## Brief
Reproduce the listing below exactly, minus its pictures.

(Saved data entries)
━━━━━━━━━━━━━━━━
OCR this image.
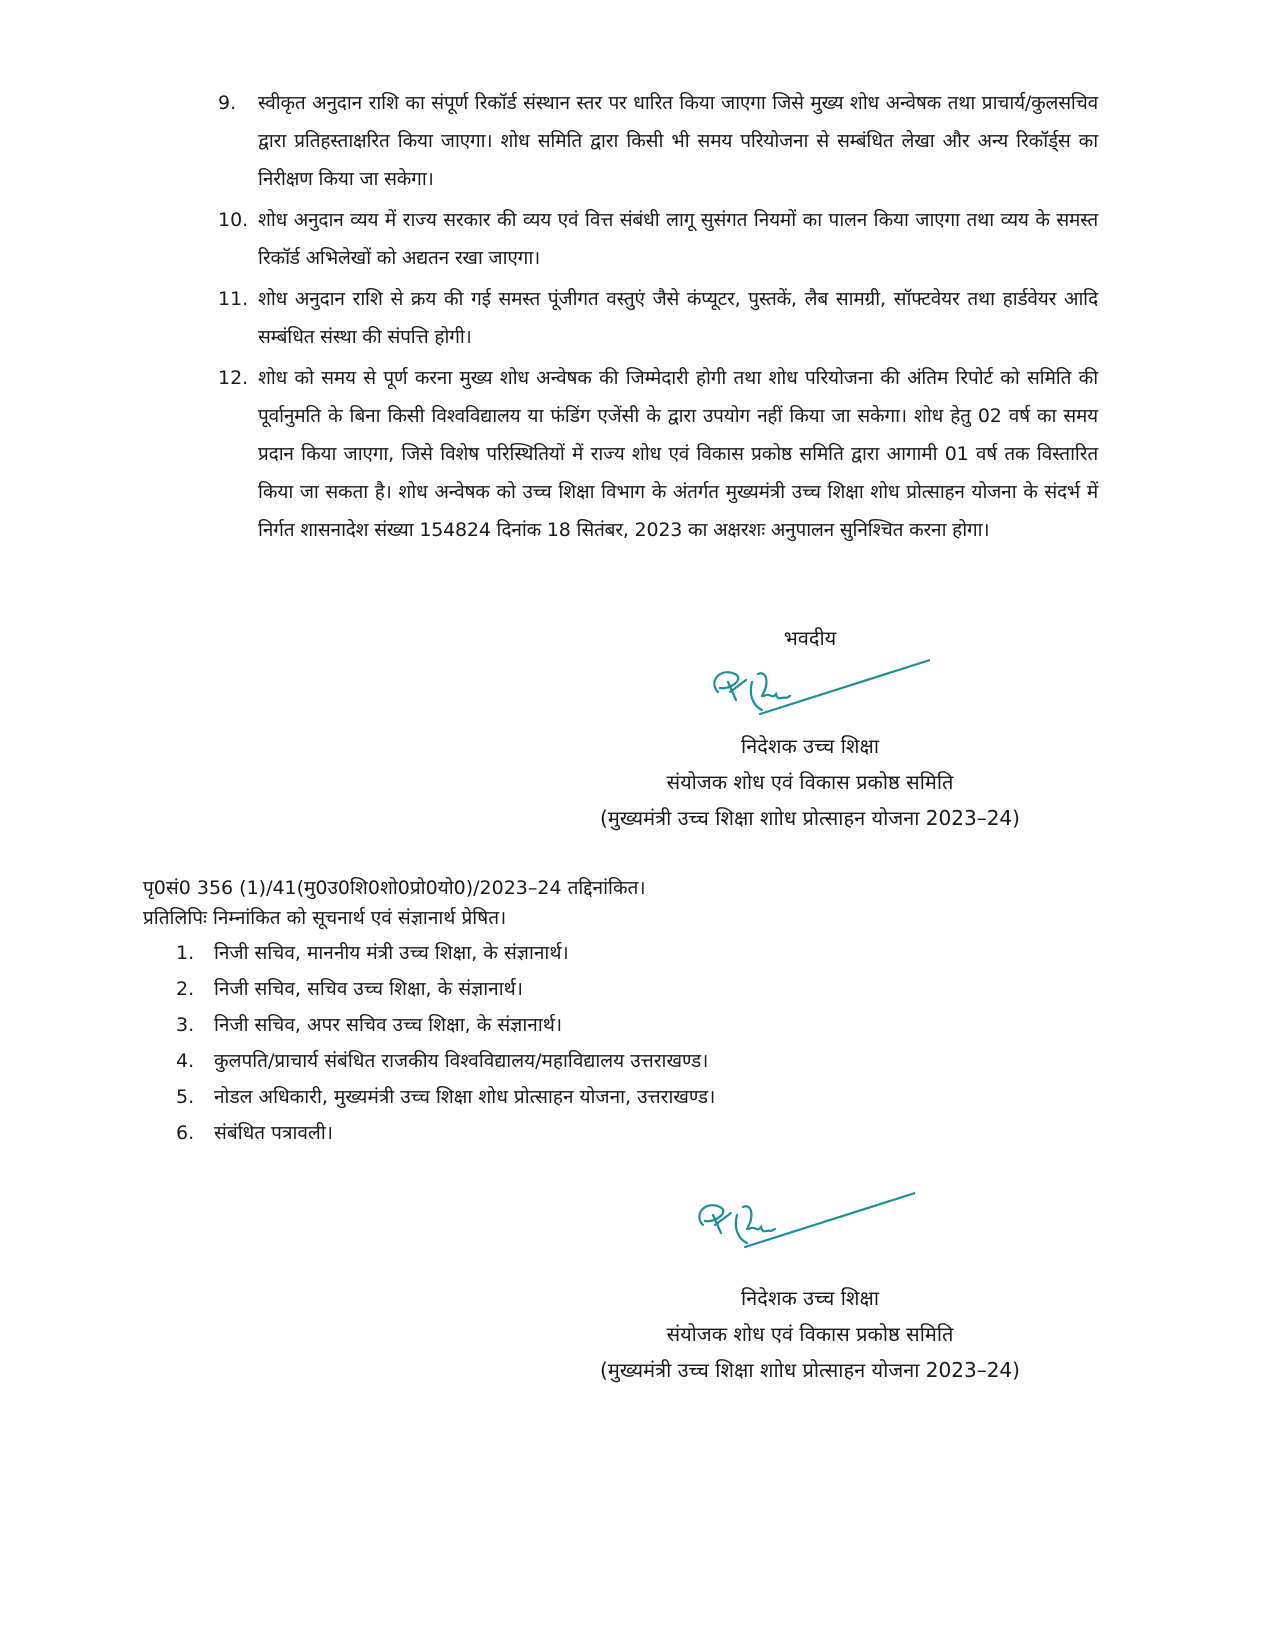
9.	स्वीकृत अनुदान राशि का संपूर्ण रिकॉर्ड संस्थान स्तर पर धारित किया जाएगा जिसे मुख्य शोध अन्वेषक तथा प्राचार्य/कुलसचिव द्वारा प्रतिहस्ताक्षरित किया जाएगा। शोध समिति द्वारा किसी भी समय परियोजना से सम्बंधित लेखा और अन्य रिकॉर्ड्स का निरीक्षण किया जा सकेगा।
10. शोध अनुदान व्यय में राज्य सरकार की व्यय एवं वित्त संबंधी लागू सुसंगत नियमों का पालन किया जाएगा तथा व्यय के समस्त रिकॉर्ड अभिलेखों को अद्यतन रखा जाएगा।
11. शोध अनुदान राशि से क्रय की गई समस्त पूंजीगत वस्तुएं जैसे कंप्यूटर, पुस्तकें, लैब सामग्री, सॉफ्टवेयर तथा हार्डवेयर आदि सम्बंधित संस्था की संपत्ति होगी।
12. शोध को समय से पूर्ण करना मुख्य शोध अन्वेषक की जिम्मेदारी होगी तथा शोध परियोजना की अंतिम रिपोर्ट को समिति की पूर्वानुमति के बिना किसी विश्वविद्यालय या फंडिंग एजेंसी के द्वारा उपयोग नहीं किया जा सकेगा। शोध हेतु 02 वर्ष का समय प्रदान किया जाएगा, जिसे विशेष परिस्थितियों में राज्य शोध एवं विकास प्रकोष्ठ समिति द्वारा आगामी 01 वर्ष तक विस्तारित किया जा सकता है। शोध अन्वेषक को उच्च शिक्षा विभाग के अंतर्गत मुख्यमंत्री उच्च शिक्षा शोध प्रोत्साहन योजना के संदर्भ में निर्गत शासनादेश संख्या 154824 दिनांक 18 सितंबर, 2023 का अक्षरशः अनुपालन सुनिश्चित करना होगा।
भवदीय
निदेशक उच्च शिक्षा
संयोजक शोध एवं विकास प्रकोष्ठ समिति
(मुख्यमंत्री उच्च शिक्षा शाोध प्रोत्साहन योजना 2023–24)
पृ0सं0 356 (1)/41(मु0उ0शि0शो0प्रो0यो0)/2023–24 तद्दिनांकित।
प्रतिलिपिः निम्नांकित को सूचनार्थ एवं संज्ञानार्थ प्रेषित।
1.	निजी सचिव, माननीय मंत्री उच्च शिक्षा, के संज्ञानार्थ।
2.	निजी सचिव, सचिव उच्च शिक्षा, के संज्ञानार्थ।
3.	निजी सचिव, अपर सचिव उच्च शिक्षा, के संज्ञानार्थ।
4.	कुलपति/प्राचार्य संबंधित राजकीय विश्वविद्यालय/महाविद्यालय उत्तराखण्ड।
5.	नोडल अधिकारी, मुख्यमंत्री उच्च शिक्षा शोध प्रोत्साहन योजना, उत्तराखण्ड।
6.	संबंधित पत्रावली।
निदेशक उच्च शिक्षा
संयोजक शोध एवं विकास प्रकोष्ठ समिति
(मुख्यमंत्री उच्च शिक्षा शाोध प्रोत्साहन योजना 2023–24)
━━━━━━━━━━━━━━━━
## Exercise output
OCR this image.
9.	स्वीकृत अनुदान राशि का संपूर्ण रिकॉर्ड संस्थान स्तर पर धारित किया जाएगा जिसे मुख्य शोध अन्वेषक तथा प्राचार्य/कुलसचिव द्वारा प्रतिहस्ताक्षरित किया जाएगा। शोध समिति द्वारा किसी भी समय परियोजना से सम्बंधित लेखा और अन्य रिकॉर्ड्स का निरीक्षण किया जा सकेगा।
10. शोध अनुदान व्यय में राज्य सरकार की व्यय एवं वित्त संबंधी लागू सुसंगत नियमों का पालन किया जाएगा तथा व्यय के समस्त रिकॉर्ड अभिलेखों को अद्यतन रखा जाएगा।
11. शोध अनुदान राशि से क्रय की गई समस्त पूंजीगत वस्तुएं जैसे कंप्यूटर, पुस्तकें, लैब सामग्री, सॉफ्टवेयर तथा हार्डवेयर आदि सम्बंधित संस्था की संपत्ति होगी।
12. शोध को समय से पूर्ण करना मुख्य शोध अन्वेषक की जिम्मेदारी होगी तथा शोध परियोजना की अंतिम रिपोर्ट को समिति की पूर्वानुमति के बिना किसी विश्वविद्यालय या फंडिंग एजेंसी के द्वारा उपयोग नहीं किया जा सकेगा। शोध हेतु 02 वर्ष का समय प्रदान किया जाएगा, जिसे विशेष परिस्थितियों में राज्य शोध एवं विकास प्रकोष्ठ समिति द्वारा आगामी 01 वर्ष तक विस्तारित किया जा सकता है। शोध अन्वेषक को उच्च शिक्षा विभाग के अंतर्गत मुख्यमंत्री उच्च शिक्षा शोध प्रोत्साहन योजना के संदर्भ में निर्गत शासनादेश संख्या 154824 दिनांक 18 सितंबर, 2023 का अक्षरशः अनुपालन सुनिश्चित करना होगा।
भवदीय
निदेशक उच्च शिक्षा
संयोजक शोध एवं विकास प्रकोष्ठ समिति
(मुख्यमंत्री उच्च शिक्षा शाोध प्रोत्साहन योजना 2023–24)
पृ0सं0 356 (1)/41(मु0उ0शि0शो0प्रो0यो0)/2023–24 तद्दिनांकित।
प्रतिलिपिः निम्नांकित को सूचनार्थ एवं संज्ञानार्थ प्रेषित।
1.	निजी सचिव, माननीय मंत्री उच्च शिक्षा, के संज्ञानार्थ।
2.	निजी सचिव, सचिव उच्च शिक्षा, के संज्ञानार्थ।
3.	निजी सचिव, अपर सचिव उच्च शिक्षा, के संज्ञानार्थ।
4.	कुलपति/प्राचार्य संबंधित राजकीय विश्वविद्यालय/महाविद्यालय उत्तराखण्ड।
5.	नोडल अधिकारी, मुख्यमंत्री उच्च शिक्षा शोध प्रोत्साहन योजना, उत्तराखण्ड।
6.	संबंधित पत्रावली।
निदेशक उच्च शिक्षा
संयोजक शोध एवं विकास प्रकोष्ठ समिति
(मुख्यमंत्री उच्च शिक्षा शाोध प्रोत्साहन योजना 2023–24)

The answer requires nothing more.